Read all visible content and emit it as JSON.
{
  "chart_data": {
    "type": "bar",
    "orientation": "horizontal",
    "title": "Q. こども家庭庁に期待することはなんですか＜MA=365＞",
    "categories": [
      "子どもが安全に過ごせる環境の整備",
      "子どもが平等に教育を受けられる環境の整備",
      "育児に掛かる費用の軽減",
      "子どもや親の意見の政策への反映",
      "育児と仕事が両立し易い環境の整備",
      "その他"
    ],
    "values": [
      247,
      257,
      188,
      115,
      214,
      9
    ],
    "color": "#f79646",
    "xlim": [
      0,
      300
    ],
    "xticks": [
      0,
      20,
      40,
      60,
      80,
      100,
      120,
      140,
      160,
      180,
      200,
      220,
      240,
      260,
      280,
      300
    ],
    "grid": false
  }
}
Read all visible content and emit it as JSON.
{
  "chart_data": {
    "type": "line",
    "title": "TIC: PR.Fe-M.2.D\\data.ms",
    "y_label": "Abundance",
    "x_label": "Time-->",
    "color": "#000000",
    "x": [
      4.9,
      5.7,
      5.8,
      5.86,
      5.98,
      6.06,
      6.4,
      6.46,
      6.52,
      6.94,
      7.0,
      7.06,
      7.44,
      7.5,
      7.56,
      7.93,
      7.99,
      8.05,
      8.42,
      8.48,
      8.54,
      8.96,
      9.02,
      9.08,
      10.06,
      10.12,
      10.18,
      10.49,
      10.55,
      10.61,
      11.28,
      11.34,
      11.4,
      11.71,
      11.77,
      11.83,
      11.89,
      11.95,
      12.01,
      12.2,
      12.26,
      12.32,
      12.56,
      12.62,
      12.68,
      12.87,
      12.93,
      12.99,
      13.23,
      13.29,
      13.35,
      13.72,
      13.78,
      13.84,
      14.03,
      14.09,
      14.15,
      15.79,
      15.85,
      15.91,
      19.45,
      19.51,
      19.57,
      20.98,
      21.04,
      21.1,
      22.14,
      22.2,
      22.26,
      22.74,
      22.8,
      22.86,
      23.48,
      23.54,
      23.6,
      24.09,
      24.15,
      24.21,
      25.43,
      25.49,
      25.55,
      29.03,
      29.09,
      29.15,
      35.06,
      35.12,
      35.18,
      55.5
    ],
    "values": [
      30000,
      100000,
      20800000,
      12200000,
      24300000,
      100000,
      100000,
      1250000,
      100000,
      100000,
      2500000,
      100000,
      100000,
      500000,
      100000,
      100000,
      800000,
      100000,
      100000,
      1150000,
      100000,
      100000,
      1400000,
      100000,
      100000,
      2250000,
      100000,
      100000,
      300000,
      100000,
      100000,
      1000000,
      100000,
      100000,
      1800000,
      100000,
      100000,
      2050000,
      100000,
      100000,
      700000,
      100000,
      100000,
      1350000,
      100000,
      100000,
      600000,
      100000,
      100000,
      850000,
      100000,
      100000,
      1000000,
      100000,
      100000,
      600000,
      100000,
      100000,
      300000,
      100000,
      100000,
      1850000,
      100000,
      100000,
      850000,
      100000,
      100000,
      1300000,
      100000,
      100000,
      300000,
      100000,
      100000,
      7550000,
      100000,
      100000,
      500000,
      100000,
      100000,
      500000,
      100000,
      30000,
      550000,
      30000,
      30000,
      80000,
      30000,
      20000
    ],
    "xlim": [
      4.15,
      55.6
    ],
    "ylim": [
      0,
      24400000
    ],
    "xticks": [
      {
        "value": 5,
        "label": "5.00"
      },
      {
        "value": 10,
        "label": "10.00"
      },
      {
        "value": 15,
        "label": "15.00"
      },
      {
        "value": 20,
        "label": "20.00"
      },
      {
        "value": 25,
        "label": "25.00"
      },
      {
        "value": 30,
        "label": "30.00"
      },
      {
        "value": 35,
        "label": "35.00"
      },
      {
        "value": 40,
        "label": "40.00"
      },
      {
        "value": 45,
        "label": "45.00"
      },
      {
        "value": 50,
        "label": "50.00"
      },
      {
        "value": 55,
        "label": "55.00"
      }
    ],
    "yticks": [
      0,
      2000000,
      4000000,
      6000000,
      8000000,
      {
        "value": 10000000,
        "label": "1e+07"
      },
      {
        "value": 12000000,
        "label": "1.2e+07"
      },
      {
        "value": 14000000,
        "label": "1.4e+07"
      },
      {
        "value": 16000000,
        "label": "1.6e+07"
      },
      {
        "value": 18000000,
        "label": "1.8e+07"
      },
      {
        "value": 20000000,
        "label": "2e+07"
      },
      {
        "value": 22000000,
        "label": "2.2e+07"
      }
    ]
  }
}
+ + + + + + +
■ **Aim**:
Please quote the records above exactly, without skipping a line.

■ **Response**:
Read all visible content and emit it as JSON.
{
  "chart_data": {
    "type": "bar",
    "orientation": "horizontal",
    "title": "Q. こども家庭庁に期待することはなんですか＜MA=365＞",
    "categories": [
      "子どもが安全に過ごせる環境の整備",
      "子どもが平等に教育を受けられる環境の整備",
      "育児に掛かる費用の軽減",
      "子どもや親の意見の政策への反映",
      "育児と仕事が両立し易い環境の整備",
      "その他"
    ],
    "values": [
      247,
      257,
      188,
      115,
      214,
      9
    ],
    "color": "#f79646",
    "xlim": [
      0,
      300
    ],
    "xticks": [
      0,
      20,
      40,
      60,
      80,
      100,
      120,
      140,
      160,
      180,
      200,
      220,
      240,
      260,
      280,
      300
    ],
    "grid": false
  }
}
Read all visible content and emit it as JSON.
{
  "chart_data": {
    "type": "line",
    "title": "TIC: PR.Fe-M.2.D\\data.ms",
    "y_label": "Abundance",
    "x_label": "Time-->",
    "color": "#000000",
    "x": [
      4.9,
      5.7,
      5.8,
      5.86,
      5.98,
      6.06,
      6.4,
      6.46,
      6.52,
      6.94,
      7.0,
      7.06,
      7.44,
      7.5,
      7.56,
      7.93,
      7.99,
      8.05,
      8.42,
      8.48,
      8.54,
      8.96,
      9.02,
      9.08,
      10.06,
      10.12,
      10.18,
      10.49,
      10.55,
      10.61,
      11.28,
      11.34,
      11.4,
      11.71,
      11.77,
      11.83,
      11.89,
      11.95,
      12.01,
      12.2,
      12.26,
      12.32,
      12.56,
      12.62,
      12.68,
      12.87,
      12.93,
      12.99,
      13.23,
      13.29,
      13.35,
      13.72,
      13.78,
      13.84,
      14.03,
      14.09,
      14.15,
      15.79,
      15.85,
      15.91,
      19.45,
      19.51,
      19.57,
      20.98,
      21.04,
      21.1,
      22.14,
      22.2,
      22.26,
      22.74,
      22.8,
      22.86,
      23.48,
      23.54,
      23.6,
      24.09,
      24.15,
      24.21,
      25.43,
      25.49,
      25.55,
      29.03,
      29.09,
      29.15,
      35.06,
      35.12,
      35.18,
      55.5
    ],
    "values": [
      30000,
      100000,
      20800000,
      12200000,
      24300000,
      100000,
      100000,
      1250000,
      100000,
      100000,
      2500000,
      100000,
      100000,
      500000,
      100000,
      100000,
      800000,
      100000,
      100000,
      1150000,
      100000,
      100000,
      1400000,
      100000,
      100000,
      2250000,
      100000,
      100000,
      300000,
      100000,
      100000,
      1000000,
      100000,
      100000,
      1800000,
      100000,
      100000,
      2050000,
      100000,
      100000,
      700000,
      100000,
      100000,
      1350000,
      100000,
      100000,
      600000,
      100000,
      100000,
      850000,
      100000,
      100000,
      1000000,
      100000,
      100000,
      600000,
      100000,
      100000,
      300000,
      100000,
      100000,
      1850000,
      100000,
      100000,
      850000,
      100000,
      100000,
      1300000,
      100000,
      100000,
      300000,
      100000,
      100000,
      7550000,
      100000,
      100000,
      500000,
      100000,
      100000,
      500000,
      100000,
      30000,
      550000,
      30000,
      30000,
      80000,
      30000,
      20000
    ],
    "xlim": [
      4.15,
      55.6
    ],
    "ylim": [
      0,
      24400000
    ],
    "xticks": [
      {
        "value": 5,
        "label": "5.00"
      },
      {
        "value": 10,
        "label": "10.00"
      },
      {
        "value": 15,
        "label": "15.00"
      },
      {
        "value": 20,
        "label": "20.00"
      },
      {
        "value": 25,
        "label": "25.00"
      },
      {
        "value": 30,
        "label": "30.00"
      },
      {
        "value": 35,
        "label": "35.00"
      },
      {
        "value": 40,
        "label": "40.00"
      },
      {
        "value": 45,
        "label": "45.00"
      },
      {
        "value": 50,
        "label": "50.00"
      },
      {
        "value": 55,
        "label": "55.00"
      }
    ],
    "yticks": [
      0,
      2000000,
      4000000,
      6000000,
      8000000,
      {
        "value": 10000000,
        "label": "1e+07"
      },
      {
        "value": 12000000,
        "label": "1.2e+07"
      },
      {
        "value": 14000000,
        "label": "1.4e+07"
      },
      {
        "value": 16000000,
        "label": "1.6e+07"
      },
      {
        "value": 18000000,
        "label": "1.8e+07"
      },
      {
        "value": 20000000,
        "label": "2e+07"
      },
      {
        "value": 22000000,
        "label": "2.2e+07"
      }
    ]
  }
}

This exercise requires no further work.